##### GIVEN DATA #####

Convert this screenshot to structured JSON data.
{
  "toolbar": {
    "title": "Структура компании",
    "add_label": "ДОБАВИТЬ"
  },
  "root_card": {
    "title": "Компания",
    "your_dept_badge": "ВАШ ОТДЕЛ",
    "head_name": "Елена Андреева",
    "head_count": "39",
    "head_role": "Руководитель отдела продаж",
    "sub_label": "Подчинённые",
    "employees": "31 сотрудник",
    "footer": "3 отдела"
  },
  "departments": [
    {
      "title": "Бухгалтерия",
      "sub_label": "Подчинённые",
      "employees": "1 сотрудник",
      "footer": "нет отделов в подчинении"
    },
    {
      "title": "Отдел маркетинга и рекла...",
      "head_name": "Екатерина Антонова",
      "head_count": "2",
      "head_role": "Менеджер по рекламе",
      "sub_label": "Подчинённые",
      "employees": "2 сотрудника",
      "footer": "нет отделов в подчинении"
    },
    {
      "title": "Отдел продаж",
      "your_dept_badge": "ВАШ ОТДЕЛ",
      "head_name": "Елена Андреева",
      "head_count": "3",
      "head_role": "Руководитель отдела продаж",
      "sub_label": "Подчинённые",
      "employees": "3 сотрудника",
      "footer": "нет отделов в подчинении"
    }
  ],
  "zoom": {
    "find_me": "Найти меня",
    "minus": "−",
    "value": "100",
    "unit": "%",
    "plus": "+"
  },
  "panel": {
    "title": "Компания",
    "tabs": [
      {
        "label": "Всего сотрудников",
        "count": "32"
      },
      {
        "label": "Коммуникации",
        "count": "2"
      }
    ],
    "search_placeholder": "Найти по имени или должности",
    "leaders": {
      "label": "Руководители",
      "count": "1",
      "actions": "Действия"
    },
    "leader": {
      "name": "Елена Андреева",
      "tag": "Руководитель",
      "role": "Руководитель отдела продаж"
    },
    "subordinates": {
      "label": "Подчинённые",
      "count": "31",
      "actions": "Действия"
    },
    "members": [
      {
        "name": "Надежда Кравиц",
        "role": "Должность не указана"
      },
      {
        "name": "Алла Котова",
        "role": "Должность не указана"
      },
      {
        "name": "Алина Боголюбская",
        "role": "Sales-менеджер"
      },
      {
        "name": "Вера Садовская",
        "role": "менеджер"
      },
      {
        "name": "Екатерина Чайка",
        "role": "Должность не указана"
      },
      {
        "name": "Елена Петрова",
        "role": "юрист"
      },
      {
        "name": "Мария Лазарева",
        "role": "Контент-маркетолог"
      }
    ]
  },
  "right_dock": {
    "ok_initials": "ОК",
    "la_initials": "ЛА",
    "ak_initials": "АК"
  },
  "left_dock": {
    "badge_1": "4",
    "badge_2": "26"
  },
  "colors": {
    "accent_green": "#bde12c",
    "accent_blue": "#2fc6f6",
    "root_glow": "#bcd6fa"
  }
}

#####

_WRITTEN EXERCISE_. Check every line for "сотрудника" and show the ones that have it.

_ANSWER TO THIS TASK_.
      "employees": "2 сотрудника",
      "employees": "3 сотрудника",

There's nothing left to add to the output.